- **DO THIS**: Find how many lines in the material contain "icon"; your answer should be that number alone.
◆ ◆ ◆
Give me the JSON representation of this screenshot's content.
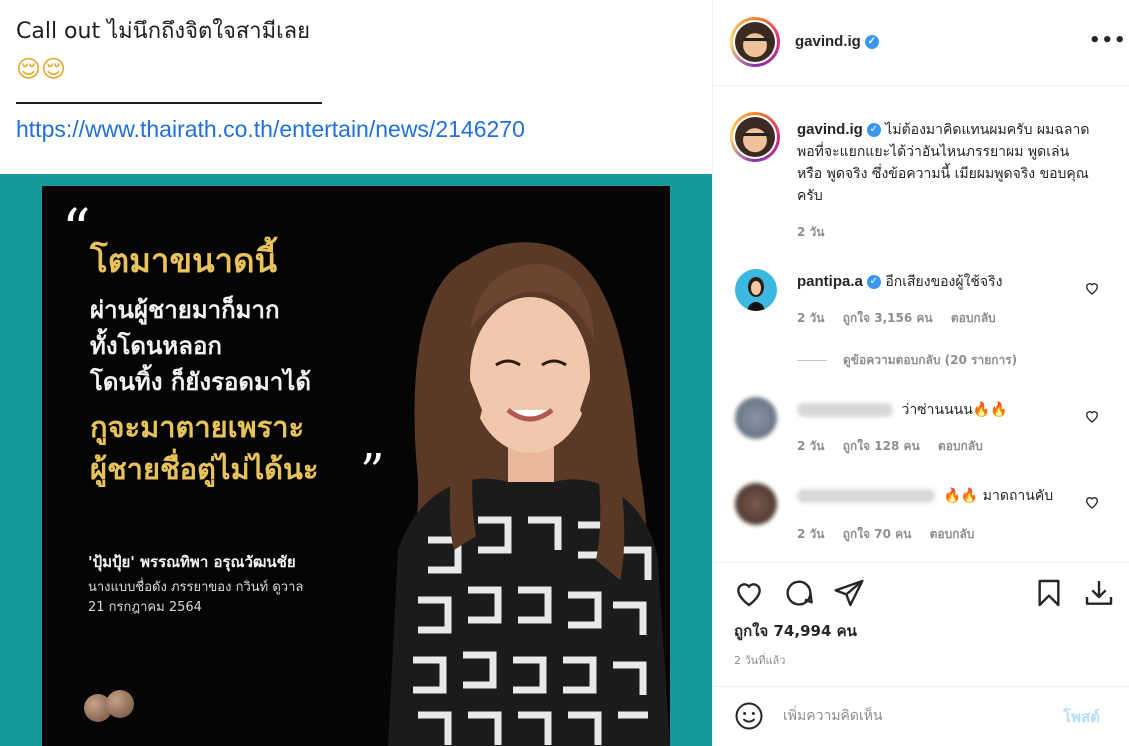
{
  "post_caption": {
    "line1": "Call out ไม่นึกถึงจิตใจสามีเลย",
    "emojis": "😌😌",
    "link": "https://www.thairath.co.th/entertain/news/2146270"
  },
  "poster": {
    "quote_open": "“",
    "line1": "โตมาขนาดนี้",
    "line2": "ผ่านผู้ชายมาก็มาก",
    "line3": "ทั้งโดนหลอก",
    "line4": "โดนทิ้ง ก็ยังรอดมาได้",
    "line5": "กูจะมาตายเพราะ",
    "line6": "ผู้ชายชื่อตู่ไม่ได้นะ",
    "quote_close": "”",
    "name": "'ปุ้มปุ้ย' พรรณทิพา อรุณวัฒนชัย",
    "sub1": "นางแบบชื่อดัง ภรรยาของ กวินท์ ดูวาล",
    "sub2": "21 กรกฎาคม 2564",
    "accent_color": "#e8c25a",
    "frame_color": "#149a9a"
  },
  "header": {
    "username": "gavind.ig",
    "verified_icon": "verified-badge-icon",
    "more_icon": "more-options-icon"
  },
  "comments": [
    {
      "username": "gavind.ig",
      "text": "ไม่ต้องมาคิดแทนผมครับ ผมฉลาดพอที่จะแยกแยะได้ว่าอันไหนภรรยาผม พูดเล่น หรือ พูดจริง ซึ่งข้อความนี้ เมียผมพูดจริง ขอบคุณครับ",
      "time": "2 วัน"
    },
    {
      "username": "pantipa.a",
      "text": "อีกเสียงของผู้ใช้จริง",
      "time": "2 วัน",
      "likes": "ถูกใจ 3,156 คน",
      "reply": "ตอบกลับ"
    },
    {
      "username": "",
      "text": "ว่าซ่านนนน🔥🔥",
      "time": "2 วัน",
      "likes": "ถูกใจ 128 คน",
      "reply": "ตอบกลับ"
    },
    {
      "username": "",
      "text": "🔥🔥 มาดถานคับ",
      "time": "2 วัน",
      "likes": "ถูกใจ 70 คน",
      "reply": "ตอบกลับ"
    }
  ],
  "view_replies": "ดูข้อความตอบกลับ (20 รายการ)",
  "actions": {
    "like_icon": "heart-icon",
    "comment_icon": "comment-icon",
    "share_icon": "share-icon",
    "save_icon": "bookmark-icon",
    "download_icon": "download-icon",
    "likes": "ถูกใจ 74,994 คน",
    "time_ago": "2 วันที่แล้ว"
  },
  "comment_box": {
    "placeholder": "เพิ่มความคิดเห็น",
    "post_label": "โพสต์",
    "emoji_icon": "smiley-icon"
  }
}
◆ ◆ ◆
- **ANSWER FOR THE TASK**: 8